▶ _JOB_
Repeat every line from the line containing "What data populates" to the end of the data, exactly. Leave the pictures out.

-- start of INPUT FOR THIS TASK --

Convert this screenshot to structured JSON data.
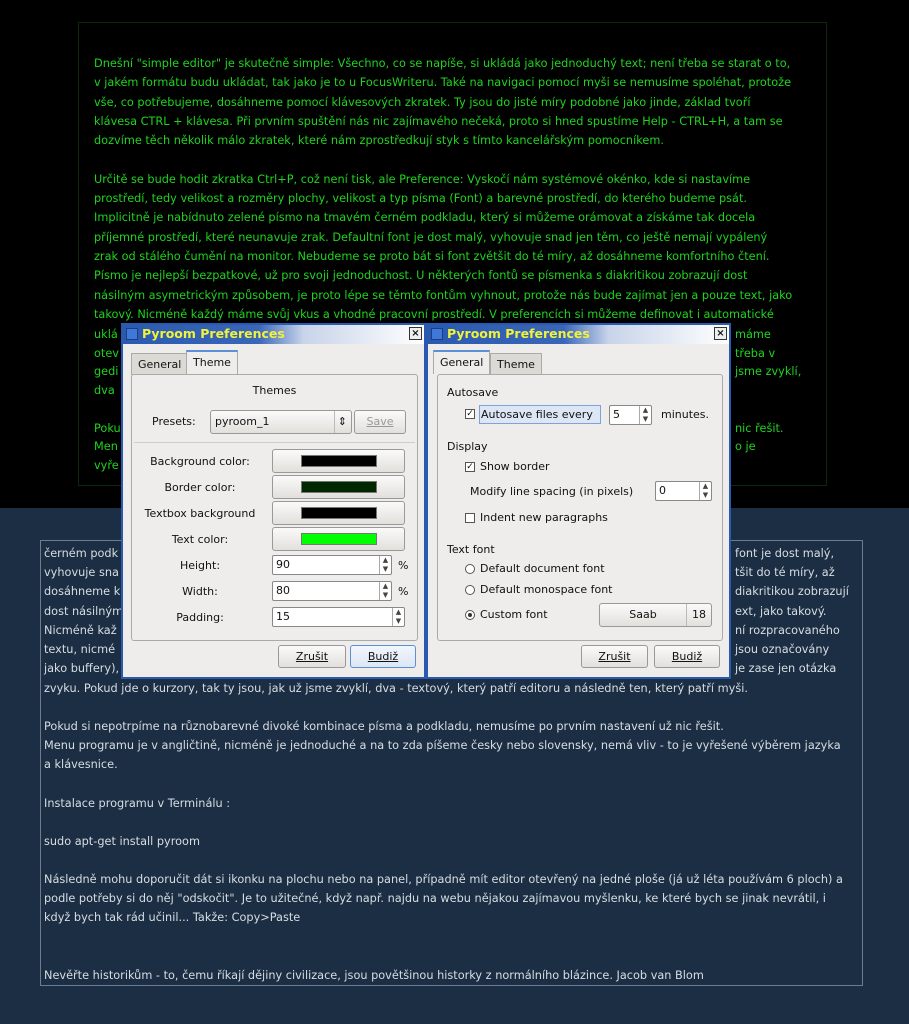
{
  "editor_top": {
    "lines": [
      "Dnešní \"simple editor\" je skutečně simple: Všechno, co se napíše, si ukládá jako jednoduchý text; není třeba se starat o to,",
      "v jakém formátu budu ukládat, tak jako je to u FocusWriteru. Také na navigaci pomocí myši se nemusíme spoléhat, protože",
      "vše, co potřebujeme, dosáhneme pomocí klávesových zkratek. Ty jsou do jisté míry podobné jako jinde, základ tvoří",
      "klávesa CTRL + klávesa. Při prvním spuštění nás nic zajímavého nečeká, proto si hned spustíme Help - CTRL+H, a tam se",
      "dozvíme těch několik málo zkratek, které nám zprostředkují styk s tímto kancelářským pomocníkem.",
      "",
      "Určitě se bude hodit zkratka Ctrl+P, což není tisk, ale Preference: Vyskočí nám systémové okénko, kde si nastavíme",
      "prostředí, tedy velikost a rozměry plochy, velikost a typ písma (Font) a barevné prostředí, do kterého budeme psát.",
      "Implicitně je nabídnuto zelené písmo na tmavém černém podkladu, který si můžeme orámovat a získáme tak docela",
      "příjemné prostředí, které neunavuje zrak. Defaultní font je dost malý, vyhovuje snad jen těm, co ještě nemají vypálený",
      "zrak od stálého čumění na monitor. Nebudeme se proto bát si font zvětšit do té míry, až dosáhneme komfortního čtení.",
      "Písmo je nejlepší bezpatkové, už pro svoji jednoduchost. U některých fontů se písmenka s diakritikou zobrazují dost",
      "násilným asymetrickým způsobem, je proto lépe se těmto fontům vyhnout, protože nás bude zajímat jen a pouze text, jako",
      "takový. Nicméně každý máme svůj vkus a vhodné pracovní prostředí. V preferencích si můžeme definovat i automatické"
    ],
    "partial_lines": [
      {
        "left": "uklá",
        "right": "máme"
      },
      {
        "left": "otev",
        "right": "třeba v"
      },
      {
        "left": "gedi",
        "right": "jsme zvyklí,"
      },
      {
        "left": "dva",
        "right": ""
      },
      {
        "left": "",
        "right": ""
      },
      {
        "left": "Poku",
        "right": "nic řešit."
      },
      {
        "left": "Men",
        "right": "o je"
      },
      {
        "left": "vyře",
        "right": ""
      }
    ]
  },
  "editor_bottom": {
    "partial_lines": [
      {
        "left": "černém podk",
        "right": "font je dost malý,"
      },
      {
        "left": "vyhovuje sna",
        "right": "tšit do té míry, až"
      },
      {
        "left": "dosáhneme k",
        "right": "diakritikou zobrazují"
      },
      {
        "left": "dost násilným",
        "right": "ext, jako takový."
      },
      {
        "left": "Nicméně kaž",
        "right": "ní rozpracovaného"
      },
      {
        "left": "textu, nicmé",
        "right": "jsou označovány"
      },
      {
        "left": "jako buffery),",
        "right": "je zase jen otázka"
      }
    ],
    "lines": [
      "zvyku. Pokud jde o kurzory, tak ty jsou, jak už jsme zvyklí, dva - textový, který patří editoru a následně ten, který patří myši.",
      "",
      "Pokud si nepotrpíme na různobarevné divoké kombinace písma a podkladu, nemusíme po prvním nastavení už nic řešit.",
      "Menu programu je v angličtině, nicméně je jednoduché a na to zda píšeme česky nebo slovensky, nemá vliv - to je vyřešené výběrem jazyka",
      "a klávesnice.",
      "",
      "Instalace programu v Terminálu :",
      "",
      "sudo apt-get install pyroom",
      "",
      "Následně mohu doporučit dát si ikonku na plochu nebo na panel, případně mít editor otevřený na jedné ploše (já už léta používám 6 ploch) a",
      "podle potřeby si do něj \"odskočit\". Je to užitečné, když např. najdu na webu nějakou zajímavou myšlenku, ke které bych se jinak nevrátil, i",
      "když bych tak rád učinil... Takže: Copy>Paste",
      "",
      "",
      "Nevěřte historikům - to, čemu říkají dějiny civilizace, jsou povětšinou historky z normálního blázince. Jacob van Blom"
    ]
  },
  "dialog_theme": {
    "title": "Pyroom Preferences",
    "close": "×",
    "tabs": [
      "General",
      "Theme"
    ],
    "active_tab": "Theme",
    "section": "Themes",
    "presets_label": "Presets:",
    "preset_value": "pyroom_1",
    "save_label": "Save",
    "colors": [
      {
        "label": "Background color:",
        "color": "#000000"
      },
      {
        "label": "Border color:",
        "color": "#002800"
      },
      {
        "label": "Textbox background",
        "color": "#000000"
      },
      {
        "label": "Text color:",
        "color": "#00ff00"
      }
    ],
    "height_label": "Height:",
    "height_value": "90",
    "width_label": "Width:",
    "width_value": "80",
    "percent": "%",
    "padding_label": "Padding:",
    "padding_value": "15",
    "cancel": "Zrušit",
    "ok": "Budiž"
  },
  "dialog_general": {
    "title": "Pyroom Preferences",
    "close": "×",
    "tabs": [
      "General",
      "Theme"
    ],
    "active_tab": "General",
    "autosave_heading": "Autosave",
    "autosave_label": "Autosave files every",
    "autosave_checked": true,
    "autosave_value": "5",
    "minutes": "minutes.",
    "display_heading": "Display",
    "show_border": "Show border",
    "show_border_checked": true,
    "line_spacing_label": "Modify line spacing (in pixels)",
    "line_spacing_value": "0",
    "indent": "Indent new paragraphs",
    "indent_checked": false,
    "font_heading": "Text font",
    "font_options": [
      "Default document font",
      "Default monospace font",
      "Custom font"
    ],
    "font_selected": "Custom font",
    "font_name": "Saab",
    "font_size": "18",
    "cancel": "Zrušit",
    "ok": "Budiž"
  },
  "colors": {
    "top_bg": "#000000",
    "text_green": "#1fd41f",
    "bottom_bg": "#1b2e43",
    "titlebar": "#2a5ab0"
  }
}
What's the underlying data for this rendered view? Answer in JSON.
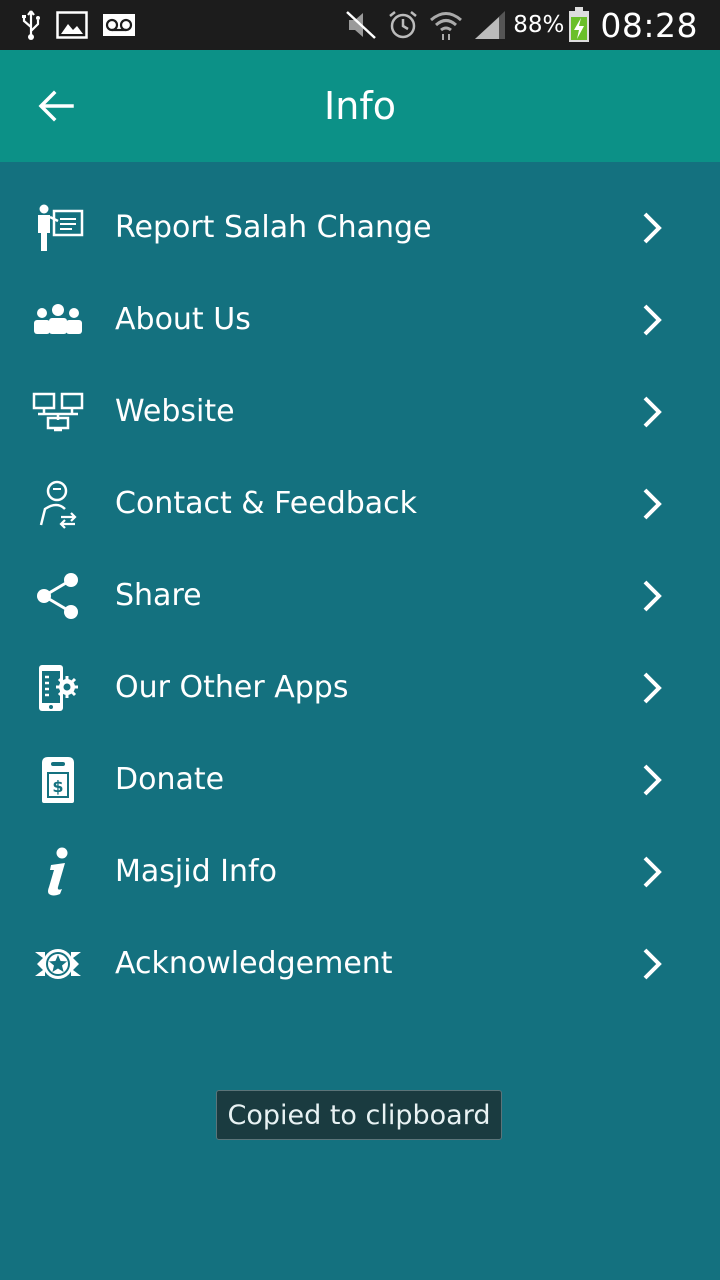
{
  "status_bar": {
    "battery_percent": "88%",
    "time": "08:28"
  },
  "app_bar": {
    "title": "Info",
    "back_icon": "arrow-left-icon"
  },
  "menu": {
    "items": [
      {
        "label": "Report Salah Change",
        "icon": "presenter-board-icon"
      },
      {
        "label": "About Us",
        "icon": "group-people-icon"
      },
      {
        "label": "Website",
        "icon": "network-monitors-icon"
      },
      {
        "label": "Contact & Feedback",
        "icon": "person-exchange-icon"
      },
      {
        "label": "Share",
        "icon": "share-icon"
      },
      {
        "label": "Our Other Apps",
        "icon": "phone-gear-icon"
      },
      {
        "label": "Donate",
        "icon": "donation-box-icon"
      },
      {
        "label": "Masjid Info",
        "icon": "info-icon"
      },
      {
        "label": "Acknowledgement",
        "icon": "star-badge-icon"
      }
    ]
  },
  "toast": {
    "message": "Copied to clipboard"
  },
  "colors": {
    "status_bar": "#1c1c1c",
    "app_bar": "#0c9187",
    "background": "#14717f",
    "toast_bg": "#1a3b40"
  }
}
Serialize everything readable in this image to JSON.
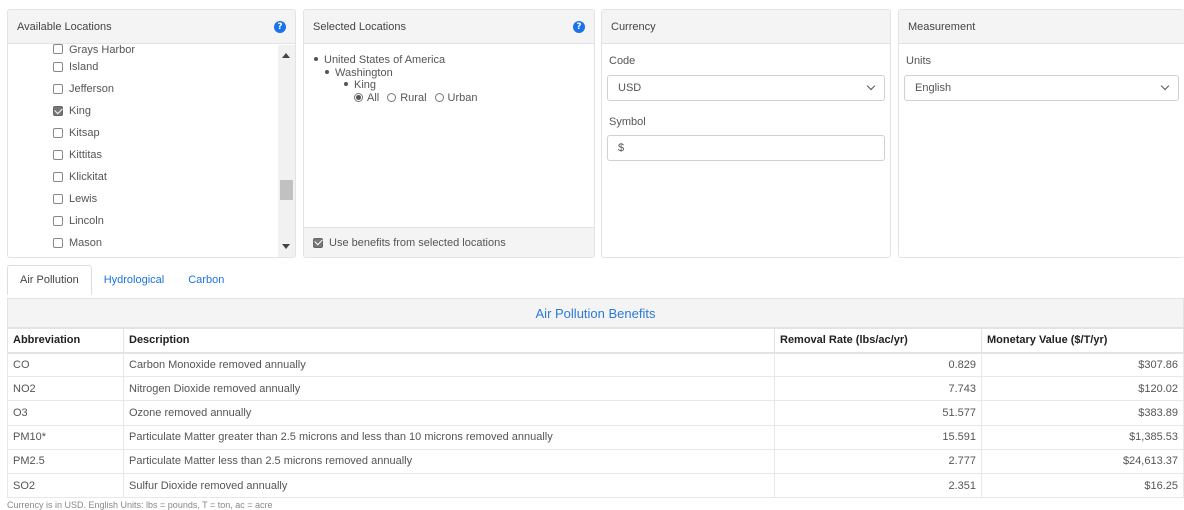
{
  "available": {
    "title": "Available Locations",
    "items": [
      {
        "label": "Grays Harbor",
        "checked": false
      },
      {
        "label": "Island",
        "checked": false
      },
      {
        "label": "Jefferson",
        "checked": false
      },
      {
        "label": "King",
        "checked": true
      },
      {
        "label": "Kitsap",
        "checked": false
      },
      {
        "label": "Kittitas",
        "checked": false
      },
      {
        "label": "Klickitat",
        "checked": false
      },
      {
        "label": "Lewis",
        "checked": false
      },
      {
        "label": "Lincoln",
        "checked": false
      },
      {
        "label": "Mason",
        "checked": false
      }
    ]
  },
  "selected": {
    "title": "Selected Locations",
    "country": "United States of America",
    "state": "Washington",
    "county": "King",
    "options": [
      "All",
      "Rural",
      "Urban"
    ],
    "option_selected": "All",
    "use_benefits_label": "Use benefits from selected locations",
    "use_benefits_checked": true
  },
  "currency": {
    "title": "Currency",
    "code_label": "Code",
    "code_value": "USD",
    "symbol_label": "Symbol",
    "symbol_value": "$"
  },
  "measurement": {
    "title": "Measurement",
    "units_label": "Units",
    "units_value": "English"
  },
  "tabs": [
    "Air Pollution",
    "Hydrological",
    "Carbon"
  ],
  "active_tab": "Air Pollution",
  "table": {
    "title": "Air Pollution Benefits",
    "headers": [
      "Abbreviation",
      "Description",
      "Removal Rate (lbs/ac/yr)",
      "Monetary Value ($/T/yr)"
    ],
    "rows": [
      [
        "CO",
        "Carbon Monoxide removed annually",
        "0.829",
        "$307.86"
      ],
      [
        "NO2",
        "Nitrogen Dioxide removed annually",
        "7.743",
        "$120.02"
      ],
      [
        "O3",
        "Ozone removed annually",
        "51.577",
        "$383.89"
      ],
      [
        "PM10*",
        "Particulate Matter greater than 2.5 microns and less than 10 microns removed annually",
        "15.591",
        "$1,385.53"
      ],
      [
        "PM2.5",
        "Particulate Matter less than 2.5 microns removed annually",
        "2.777",
        "$24,613.37"
      ],
      [
        "SO2",
        "Sulfur Dioxide removed annually",
        "2.351",
        "$16.25"
      ]
    ]
  },
  "footnote": "Currency is in USD. English Units: lbs = pounds, T = ton, ac = acre",
  "colors": {
    "accent": "#1a73e8",
    "title_blue": "#2b7bd6",
    "header_bg": "#f4f4f4"
  }
}
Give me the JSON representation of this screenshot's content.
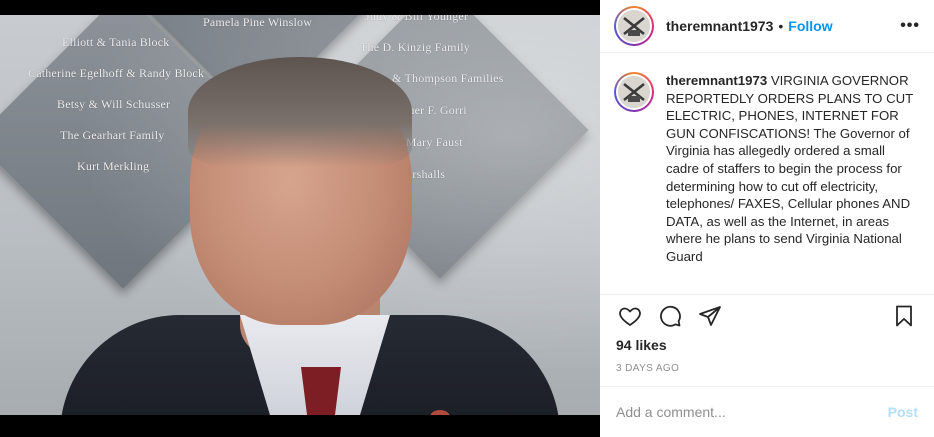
{
  "post": {
    "image": {
      "plaques": [
        "Pamela Pine Winslow",
        "Elliott & Tania Block",
        "Catherine Egelhoff & Randy Block",
        "Betsy & Will Schusser",
        "The Gearhart Family",
        "Kurt Merkling",
        "Judy & Bill Younger",
        "The D. Kinzig Family",
        "& Thompson Families",
        "opher F. Gorri",
        "& Mary Faust",
        "Marshalls"
      ]
    },
    "header": {
      "username": "theremnant1973",
      "separator": "•",
      "follow_label": "Follow",
      "more_label": "•••"
    },
    "caption": {
      "username": "theremnant1973",
      "text": "VIRGINIA GOVERNOR REPORTEDLY ORDERS PLANS TO CUT ELECTRIC, PHONES, INTERNET FOR GUN CONFISCATIONS! The Governor of Virginia has allegedly ordered a small cadre of staffers to begin the process for determining how to cut off electricity, telephones/ FAXES, Cellular phones AND DATA, as well as the Internet, in areas where he plans to send Virginia National Guard"
    },
    "actions": {
      "like_icon": "heart-icon",
      "comment_icon": "comment-icon",
      "share_icon": "paper-plane-icon",
      "save_icon": "bookmark-icon"
    },
    "likes": "94 likes",
    "timestamp": "3 DAYS AGO",
    "comment": {
      "placeholder": "Add a comment...",
      "post_label": "Post"
    }
  },
  "colors": {
    "link": "#0095f6",
    "post_disabled": "#b2dffc",
    "muted": "#8e8e8e"
  }
}
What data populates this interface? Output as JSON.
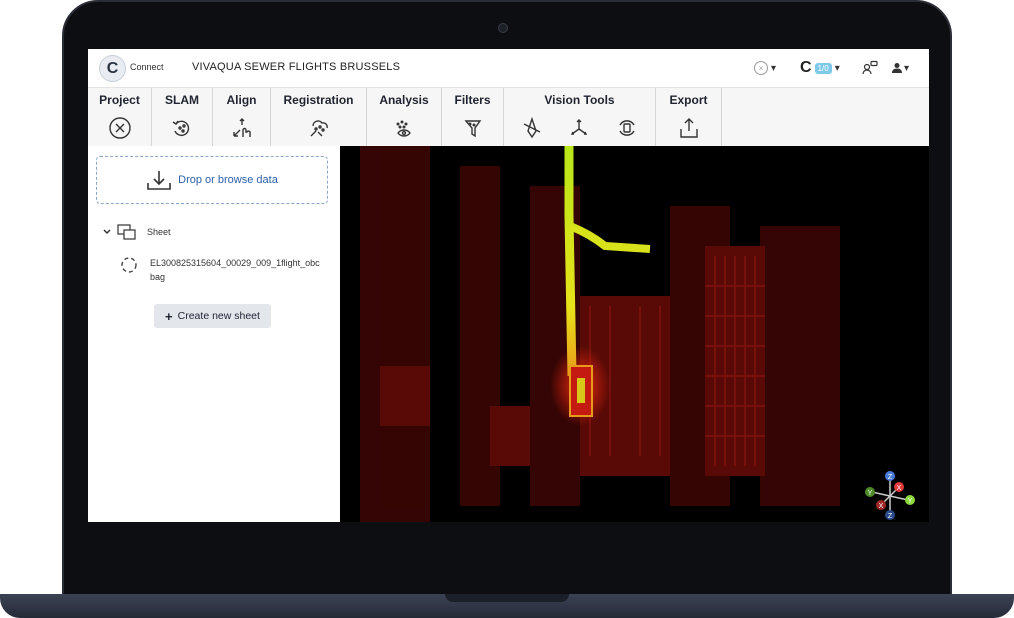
{
  "app": {
    "logo_letter": "C",
    "logo_text": "Connect",
    "project_title": "VIVAQUA SEWER FLIGHTS BRUSSELS"
  },
  "topbar": {
    "close_symbol": "×",
    "dropdown_symbol": "▾",
    "credits_logo": "C",
    "credits_badge": "1/0"
  },
  "ribbon": {
    "groups": [
      {
        "label": "Project",
        "icons": [
          "close-circle-icon"
        ]
      },
      {
        "label": "SLAM",
        "icons": [
          "slam-loop-icon"
        ]
      },
      {
        "label": "Align",
        "icons": [
          "align-hand-icon"
        ]
      },
      {
        "label": "Registration",
        "icons": [
          "registration-icon"
        ]
      },
      {
        "label": "Analysis",
        "icons": [
          "analysis-eye-icon"
        ]
      },
      {
        "label": "Filters",
        "icons": [
          "filter-icon"
        ]
      },
      {
        "label": "Vision Tools",
        "icons": [
          "vision-pen-icon",
          "axes-icon",
          "capture-icon"
        ]
      },
      {
        "label": "Export",
        "icons": [
          "export-upload-icon"
        ]
      }
    ]
  },
  "sidebar": {
    "dropzone_label": "Drop or browse data",
    "sheet_label": "Sheet",
    "file_name": "EL300825315604_00029_009_1flight_obcbag",
    "create_sheet_label": "Create new sheet"
  },
  "axes": {
    "z": "Z",
    "x": "X",
    "y": "Y",
    "neg_y": "Y",
    "neg_x": "X",
    "neg_z": "Z"
  },
  "colors": {
    "accent": "#2b5fa8",
    "pointcloud_red": "#c41a12",
    "pointcloud_yellow": "#e8e21a",
    "laptop_frame": "#0d0e12"
  }
}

-- end of INPUT FOR THIS TASK --

▶ _FULL SOLUTION_
What data populates this interface? Output as JSON.
{
  "app": {
    "logo_letter": "C",
    "logo_text": "Connect",
    "project_title": "VIVAQUA SEWER FLIGHTS BRUSSELS"
  },
  "topbar": {
    "close_symbol": "×",
    "dropdown_symbol": "▾",
    "credits_logo": "C",
    "credits_badge": "1/0"
  },
  "ribbon": {
    "groups": [
      {
        "label": "Project",
        "icons": [
          "close-circle-icon"
        ]
      },
      {
        "label": "SLAM",
        "icons": [
          "slam-loop-icon"
        ]
      },
      {
        "label": "Align",
        "icons": [
          "align-hand-icon"
        ]
      },
      {
        "label": "Registration",
        "icons": [
          "registration-icon"
        ]
      },
      {
        "label": "Analysis",
        "icons": [
          "analysis-eye-icon"
        ]
      },
      {
        "label": "Filters",
        "icons": [
          "filter-icon"
        ]
      },
      {
        "label": "Vision Tools",
        "icons": [
          "vision-pen-icon",
          "axes-icon",
          "capture-icon"
        ]
      },
      {
        "label": "Export",
        "icons": [
          "export-upload-icon"
        ]
      }
    ]
  },
  "sidebar": {
    "dropzone_label": "Drop or browse data",
    "sheet_label": "Sheet",
    "file_name": "EL300825315604_00029_009_1flight_obcbag",
    "create_sheet_label": "Create new sheet"
  },
  "axes": {
    "z": "Z",
    "x": "X",
    "y": "Y",
    "neg_y": "Y",
    "neg_x": "X",
    "neg_z": "Z"
  },
  "colors": {
    "accent": "#2b5fa8",
    "pointcloud_red": "#c41a12",
    "pointcloud_yellow": "#e8e21a",
    "laptop_frame": "#0d0e12"
  }
}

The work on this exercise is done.